*THE DATA*.
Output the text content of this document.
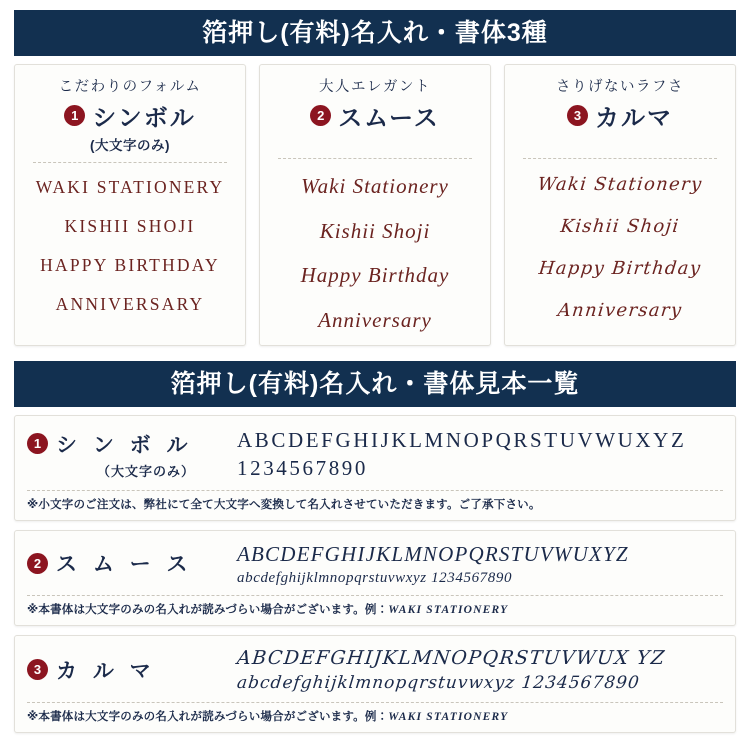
箔押し(有料)名入れ・書体3種
こだわりのフォルム
1 シンボル
(大文字のみ)
WAKI STATIONERY
KISHII SHOJI
HAPPY BIRTHDAY
ANNIVERSARY
大人エレガント
2 スムース
Waki Stationery
Kishii Shoji
Happy Birthday
Anniversary
さりげないラフさ
3 カルマ
Waki Stationery
Kishii Shoji
Happy Birthday
Anniversary
箔押し(有料)名入れ・書体見本一覧
1 シ ン ボ ル
（大文字のみ）
ABCDEFGHIJKLMNOPQRSTUVWUXYZ
1234567890
※小文字のご注文は、弊社にて全て大文字へ変換して名入れさせていただきます。ご了承下さい。
2 ス ム ー ス ABCDEFGHIJKLMNOPQRSTUVWUXYZ
abcdefghijklmnopqrstuvwxyz 1234567890
※本書体は大文字のみの名入れが読みづらい場合がございます。例：WAKI STATIONERY
3 カ ル マ
ABCDEFGHIJKLMNOPQRSTUVWUX YZ
abcdefghijklmnopqrstuvwxyz 1234567890
※本書体は大文字のみの名入れが読みづらい場合がございます。例：WAKI STATIONERY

*EXERCISE*. All of the records need repeating exactly, except for the pictures.

*WRITTEN REPLY*.
Output the text content of this document.
箔押し(有料)名入れ・書体3種
こだわりのフォルム
1 シンボル
(大文字のみ)
WAKI STATIONERY
KISHII SHOJI
HAPPY BIRTHDAY
ANNIVERSARY
大人エレガント
2 スムース
Waki Stationery
Kishii Shoji
Happy Birthday
Anniversary
さりげないラフさ
3 カルマ
Waki Stationery
Kishii Shoji
Happy Birthday
Anniversary
箔押し(有料)名入れ・書体見本一覧
1 シ ン ボ ル
（大文字のみ）
ABCDEFGHIJKLMNOPQRSTUVWUXYZ
1234567890
※小文字のご注文は、弊社にて全て大文字へ変換して名入れさせていただきます。ご了承下さい。
2 ス ム ー ス ABCDEFGHIJKLMNOPQRSTUVWUXYZ
abcdefghijklmnopqrstuvwxyz 1234567890
※本書体は大文字のみの名入れが読みづらい場合がございます。例：WAKI STATIONERY
3 カ ル マ
ABCDEFGHIJKLMNOPQRSTUVWUX YZ
abcdefghijklmnopqrstuvwxyz 1234567890
※本書体は大文字のみの名入れが読みづらい場合がございます。例：WAKI STATIONERY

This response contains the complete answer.